* BEGIN *
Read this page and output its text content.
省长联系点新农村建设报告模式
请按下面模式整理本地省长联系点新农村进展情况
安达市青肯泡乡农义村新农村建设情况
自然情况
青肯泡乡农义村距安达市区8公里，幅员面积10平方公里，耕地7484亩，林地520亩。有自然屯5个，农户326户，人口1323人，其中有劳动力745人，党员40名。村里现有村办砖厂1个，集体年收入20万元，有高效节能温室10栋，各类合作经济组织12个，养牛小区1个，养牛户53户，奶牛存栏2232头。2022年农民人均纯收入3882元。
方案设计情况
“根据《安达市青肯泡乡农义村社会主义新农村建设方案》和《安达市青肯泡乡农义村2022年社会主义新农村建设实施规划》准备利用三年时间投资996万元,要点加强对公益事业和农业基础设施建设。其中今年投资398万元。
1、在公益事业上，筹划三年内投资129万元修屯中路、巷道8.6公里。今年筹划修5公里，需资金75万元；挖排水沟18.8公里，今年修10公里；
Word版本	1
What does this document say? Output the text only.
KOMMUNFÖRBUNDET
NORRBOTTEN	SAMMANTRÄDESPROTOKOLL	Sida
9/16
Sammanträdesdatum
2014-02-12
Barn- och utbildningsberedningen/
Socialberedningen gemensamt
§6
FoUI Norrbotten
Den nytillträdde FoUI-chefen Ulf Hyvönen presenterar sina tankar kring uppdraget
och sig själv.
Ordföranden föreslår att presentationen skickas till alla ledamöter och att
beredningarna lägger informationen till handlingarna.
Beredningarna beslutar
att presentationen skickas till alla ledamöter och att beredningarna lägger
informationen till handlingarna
* END *
WHAT YOU WILL DO:
Copy out every entry again, exactly as it was given.

COMPLETE RESPONSE:
Read this page and output its text content.
省长联系点新农村建设报告模式
请按下面模式整理本地省长联系点新农村进展情况
安达市青肯泡乡农义村新农村建设情况
自然情况
青肯泡乡农义村距安达市区8公里，幅员面积10平方公里，耕地7484亩，林地520亩。有自然屯5个，农户326户，人口1323人，其中有劳动力745人，党员40名。村里现有村办砖厂1个，集体年收入20万元，有高效节能温室10栋，各类合作经济组织12个，养牛小区1个，养牛户53户，奶牛存栏2232头。2022年农民人均纯收入3882元。
方案设计情况
“根据《安达市青肯泡乡农义村社会主义新农村建设方案》和《安达市青肯泡乡农义村2022年社会主义新农村建设实施规划》准备利用三年时间投资996万元,要点加强对公益事业和农业基础设施建设。其中今年投资398万元。
1、在公益事业上，筹划三年内投资129万元修屯中路、巷道8.6公里。今年筹划修5公里，需资金75万元；挖排水沟18.8公里，今年修10公里；
Word版本	1
What does this document say? Output the text only.
KOMMUNFÖRBUNDET
NORRBOTTEN	SAMMANTRÄDESPROTOKOLL	Sida
9/16
Sammanträdesdatum
2014-02-12
Barn- och utbildningsberedningen/
Socialberedningen gemensamt
§6
FoUI Norrbotten
Den nytillträdde FoUI-chefen Ulf Hyvönen presenterar sina tankar kring uppdraget
och sig själv.
Ordföranden föreslår att presentationen skickas till alla ledamöter och att
beredningarna lägger informationen till handlingarna.
Beredningarna beslutar
att presentationen skickas till alla ledamöter och att beredningarna lägger
informationen till handlingarna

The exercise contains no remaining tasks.